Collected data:
>>>
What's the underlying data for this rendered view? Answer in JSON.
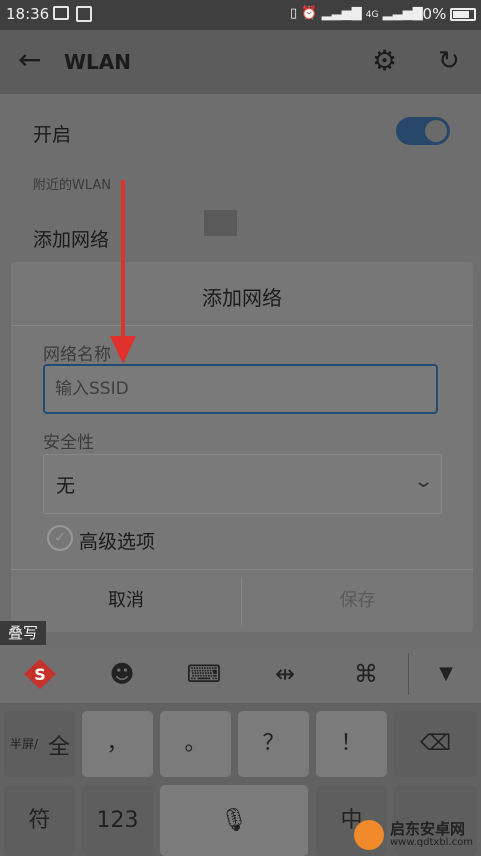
{
  "status_bar": {
    "time": "18:36",
    "network_left": "4G",
    "network_right": "4G\n2G",
    "battery": "80%"
  },
  "app_bar": {
    "title": "WLAN",
    "back_icon": "arrow-left-icon",
    "settings_icon": "gear-icon",
    "refresh_icon": "refresh-icon"
  },
  "settings": {
    "enable_label": "开启",
    "enable_state": true,
    "nearby_header": "附近的WLAN",
    "add_network_label": "添加网络"
  },
  "dialog": {
    "title": "添加网络",
    "ssid_label": "网络名称",
    "ssid_placeholder": "输入SSID",
    "ssid_value": "",
    "security_label": "安全性",
    "security_value": "无",
    "advanced_label": "高级选项",
    "cancel_label": "取消",
    "save_label": "保存"
  },
  "overlay_badge": "叠写",
  "keyboard": {
    "toolbar_icons": [
      "sogou-logo-icon",
      "emoji-icon",
      "keyboard-icon",
      "cursor-icon",
      "command-icon",
      "collapse-icon"
    ],
    "row1": {
      "halfwidth_label": "半屏/",
      "full_label": "全",
      "comma": "，",
      "period": "。",
      "question": "？",
      "exclaim": "！",
      "backspace_icon": "backspace-icon"
    },
    "row2": {
      "symbol_label": "符",
      "numbers_label": "123",
      "space_icon": "mic-icon",
      "lang_label": "中"
    }
  },
  "watermark": {
    "line1": "启东安卓网",
    "line2": "www.qdtxbl.com"
  },
  "colors": {
    "accent": "#224a74",
    "annotation_arrow": "#e0312f"
  }
}
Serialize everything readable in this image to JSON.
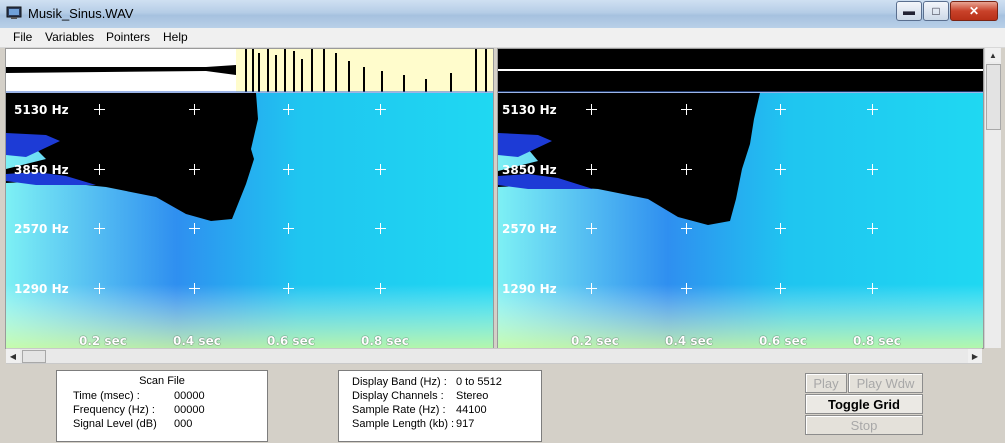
{
  "window": {
    "title": "Musik_Sinus.WAV"
  },
  "menu": [
    "File",
    "Variables",
    "Pointers",
    "Help"
  ],
  "spectrogram": {
    "freq_labels": [
      "5130 Hz",
      "3850 Hz",
      "2570 Hz",
      "1290 Hz"
    ],
    "time_labels": [
      "0.2 sec",
      "0.4 sec",
      "0.6 sec",
      "0.8 sec"
    ]
  },
  "scan_file": {
    "title": "Scan File",
    "rows": [
      {
        "label": "Time (msec) :",
        "value": "00000"
      },
      {
        "label": "Frequency (Hz) :",
        "value": "00000"
      },
      {
        "label": "Signal Level (dB)",
        "value": "000"
      }
    ]
  },
  "display_info": {
    "rows": [
      {
        "label": "Display Band (Hz) :",
        "value": "0 to 5512"
      },
      {
        "label": "Display Channels :",
        "value": "Stereo"
      },
      {
        "label": "Sample Rate (Hz) :",
        "value": "44100"
      },
      {
        "label": "Sample Length (kb) :",
        "value": "917"
      }
    ]
  },
  "buttons": {
    "play": "Play",
    "play_wdw": "Play Wdw",
    "toggle_grid": "Toggle Grid",
    "stop": "Stop"
  },
  "icons": [
    "app-icon",
    "minimize-icon",
    "maximize-icon",
    "close-icon",
    "scroll-left-icon",
    "scroll-right-icon",
    "scroll-up-icon"
  ],
  "colors": {
    "waveform": "#fffccc",
    "spectrum_low": "#7ef0f0",
    "spectrum_high": "#1a4de6"
  }
}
<<<
What to work on>
Scan the records for the string "JSON". Copy each line in which it appears.

Worked answer>
What's the underlying data for this rendered view? Answer in JSON.
Serialize everything readable in this image to JSON.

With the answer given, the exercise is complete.